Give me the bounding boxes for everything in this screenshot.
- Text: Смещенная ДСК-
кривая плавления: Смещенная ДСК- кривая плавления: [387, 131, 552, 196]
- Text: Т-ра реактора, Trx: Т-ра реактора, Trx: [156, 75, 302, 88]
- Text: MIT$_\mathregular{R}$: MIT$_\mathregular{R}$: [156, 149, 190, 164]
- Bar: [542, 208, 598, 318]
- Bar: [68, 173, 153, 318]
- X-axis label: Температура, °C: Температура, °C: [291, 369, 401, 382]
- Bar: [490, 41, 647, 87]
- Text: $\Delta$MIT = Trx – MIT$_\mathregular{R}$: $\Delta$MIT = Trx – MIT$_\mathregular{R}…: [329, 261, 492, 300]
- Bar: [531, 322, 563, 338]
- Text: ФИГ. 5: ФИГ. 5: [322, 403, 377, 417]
.....
The problem
Copy every line of the entries above word for word, with nothing changed.

Complete output
Give me the bounding boxes for everything in this screenshot.
- Text: Смещенная ДСК-
кривая плавления: Смещенная ДСК- кривая плавления: [387, 131, 552, 196]
- Text: Т-ра реактора, Trx: Т-ра реактора, Trx: [156, 75, 302, 88]
- Text: MIT$_\mathregular{R}$: MIT$_\mathregular{R}$: [156, 149, 190, 164]
- Bar: [542, 208, 598, 318]
- Bar: [68, 173, 153, 318]
- X-axis label: Температура, °C: Температура, °C: [291, 369, 401, 382]
- Bar: [490, 41, 647, 87]
- Text: $\Delta$MIT = Trx – MIT$_\mathregular{R}$: $\Delta$MIT = Trx – MIT$_\mathregular{R}…: [329, 261, 492, 300]
- Bar: [531, 322, 563, 338]
- Text: ФИГ. 5: ФИГ. 5: [322, 403, 377, 417]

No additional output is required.